Recorded data
⁂

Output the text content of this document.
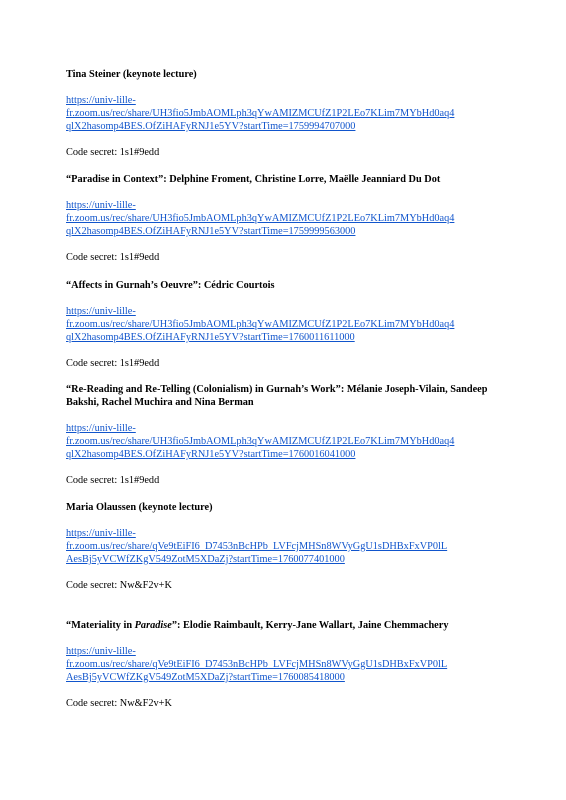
Tina Steiner (keynote lecture)

https://univ-lille-
fr.zoom.us/rec/share/UH3fio5JmbAOMLph3qYwAMIZMCUfZ1P2LEo7KLim7MYbHd0aq4
qlX2hasomp4BES.OfZiHAFyRNJ1e5YV?startTime=1759994707000
Code secret: 1s1#9edd

“Paradise in Context”: Delphine Froment, Christine Lorre, Maëlle Jeanniard Du Dot

https://univ-lille-
fr.zoom.us/rec/share/UH3fio5JmbAOMLph3qYwAMIZMCUfZ1P2LEo7KLim7MYbHd0aq4
qlX2hasomp4BES.OfZiHAFyRNJ1e5YV?startTime=1759999563000
Code secret: 1s1#9edd

“Affects in Gurnah’s Oeuvre”: Cédric Courtois

https://univ-lille-
fr.zoom.us/rec/share/UH3fio5JmbAOMLph3qYwAMIZMCUfZ1P2LEo7KLim7MYbHd0aq4
qlX2hasomp4BES.OfZiHAFyRNJ1e5YV?startTime=1760011611000
Code secret: 1s1#9edd

“Re-Reading and Re-Telling (Colonialism) in Gurnah’s Work”: Mélanie Joseph-Vilain, Sandeep Bakshi, Rachel Muchira and Nina Berman

https://univ-lille-
fr.zoom.us/rec/share/UH3fio5JmbAOMLph3qYwAMIZMCUfZ1P2LEo7KLim7MYbHd0aq4
qlX2hasomp4BES.OfZiHAFyRNJ1e5YV?startTime=1760016041000
Code secret: 1s1#9edd

Maria Olaussen (keynote lecture)

https://univ-lille-
fr.zoom.us/rec/share/qVe9tEiFI6_D7453nBcHPb_LVFcjMHSn8WVyGgU1sDHBxFxVP0lL
AesBj5yVCWfZKgV549ZotM5XDaZj?startTime=1760077401000
Code secret: Nw&F2v+K

“Materiality in Paradise”: Elodie Raimbault, Kerry-Jane Wallart, Jaine Chemmachery

https://univ-lille-
fr.zoom.us/rec/share/qVe9tEiFI6_D7453nBcHPb_LVFcjMHSn8WVyGgU1sDHBxFxVP0lL
AesBj5yVCWfZKgV549ZotM5XDaZj?startTime=1760085418000
Code secret: Nw&F2v+K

⁂

_Exercise instructions_
Copy all lines from the material that include "startTime".

_Result of the task_
qlX2hasomp4BES.OfZiHAFyRNJ1e5YV?startTime=1759994707000
qlX2hasomp4BES.OfZiHAFyRNJ1e5YV?startTime=1759999563000
qlX2hasomp4BES.OfZiHAFyRNJ1e5YV?startTime=1760011611000
qlX2hasomp4BES.OfZiHAFyRNJ1e5YV?startTime=1760016041000
AesBj5yVCWfZKgV549ZotM5XDaZj?startTime=1760077401000
AesBj5yVCWfZKgV549ZotM5XDaZj?startTime=1760085418000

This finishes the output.